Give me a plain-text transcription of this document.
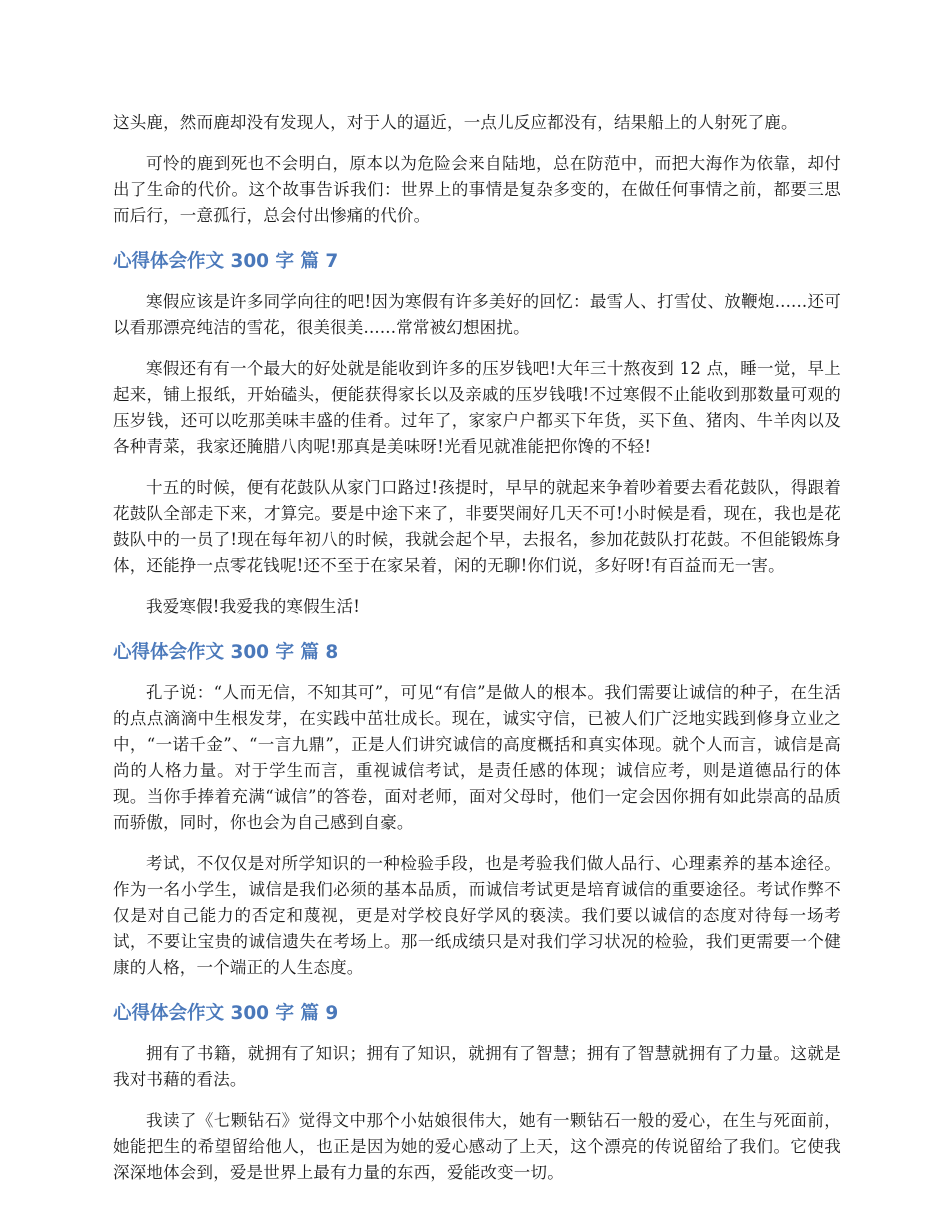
这头鹿，然而鹿却没有发现人，对于人的逼近，一点儿反应都没有，结果船上的人射死了鹿。

可怜的鹿到死也不会明白，原本以为危险会来自陆地，总在防范中，而把大海作为依靠，却付出了生命的代价。这个故事告诉我们：世界上的事情是复杂多变的，在做任何事情之前，都要三思而后行，一意孤行，总会付出惨痛的代价。

心得体会作文 300 字 篇 7

寒假应该是许多同学向往的吧!因为寒假有许多美好的回忆：最雪人、打雪仗、放鞭炮......还可以看那漂亮纯洁的雪花，很美很美......常常被幻想困扰。

寒假还有有一个最大的好处就是能收到许多的压岁钱吧!大年三十熬夜到 12 点，睡一觉，早上起来，铺上报纸，开始磕头，便能获得家长以及亲戚的压岁钱哦!不过寒假不止能收到那数量可观的压岁钱，还可以吃那美味丰盛的佳肴。过年了，家家户户都买下年货，买下鱼、猪肉、牛羊肉以及各种青菜，我家还腌腊八肉呢!那真是美味呀!光看见就准能把你馋的不轻!

十五的时候，便有花鼓队从家门口路过!孩提时，早早的就起来争着吵着要去看花鼓队，得跟着花鼓队全部走下来，才算完。要是中途下来了，非要哭闹好几天不可!小时候是看，现在，我也是花鼓队中的一员了!现在每年初八的时候，我就会起个早，去报名，参加花鼓队打花鼓。不但能锻炼身体，还能挣一点零花钱呢!还不至于在家呆着，闲的无聊!你们说，多好呀!有百益而无一害。

我爱寒假!我爱我的寒假生活!

心得体会作文 300 字 篇 8

孔子说：“人而无信，不知其可”，可见“有信”是做人的根本。我们需要让诚信的种子，在生活的点点滴滴中生根发芽，在实践中茁壮成长。现在，诚实守信，已被人们广泛地实践到修身立业之中，“一诺千金”、“一言九鼎”，正是人们讲究诚信的高度概括和真实体现。就个人而言，诚信是高尚的人格力量。对于学生而言，重视诚信考试，是责任感的体现；诚信应考，则是道德品行的体现。当你手捧着充满“诚信”的答卷，面对老师，面对父母时，他们一定会因你拥有如此崇高的品质而骄傲，同时，你也会为自己感到自豪。

考试，不仅仅是对所学知识的一种检验手段，也是考验我们做人品行、心理素养的基本途径。作为一名小学生，诚信是我们必须的基本品质，而诚信考试更是培育诚信的重要途径。考试作弊不仅是对自己能力的否定和蔑视，更是对学校良好学风的亵渎。我们要以诚信的态度对待每一场考试，不要让宝贵的诚信遗失在考场上。那一纸成绩只是对我们学习状况的检验，我们更需要一个健康的人格，一个端正的人生态度。

心得体会作文 300 字 篇 9

拥有了书籍，就拥有了知识；拥有了知识，就拥有了智慧；拥有了智慧就拥有了力量。这就是我对书藉的看法。

我读了《七颗钻石》觉得文中那个小姑娘很伟大，她有一颗钻石一般的爱心，在生与死面前，她能把生的希望留给他人，也正是因为她的爱心感动了上天，这个漂亮的传说留给了我们。它使我深深地体会到，爱是世界上最有力量的东西，爱能改变一切。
________________________________________
● **Problem to work on**
Copy out every line that includes the word "心得体会作文".

● **Solution to this exercise**
心得体会作文 300 字 篇 7
心得体会作文 300 字 篇 8
心得体会作文 300 字 篇 9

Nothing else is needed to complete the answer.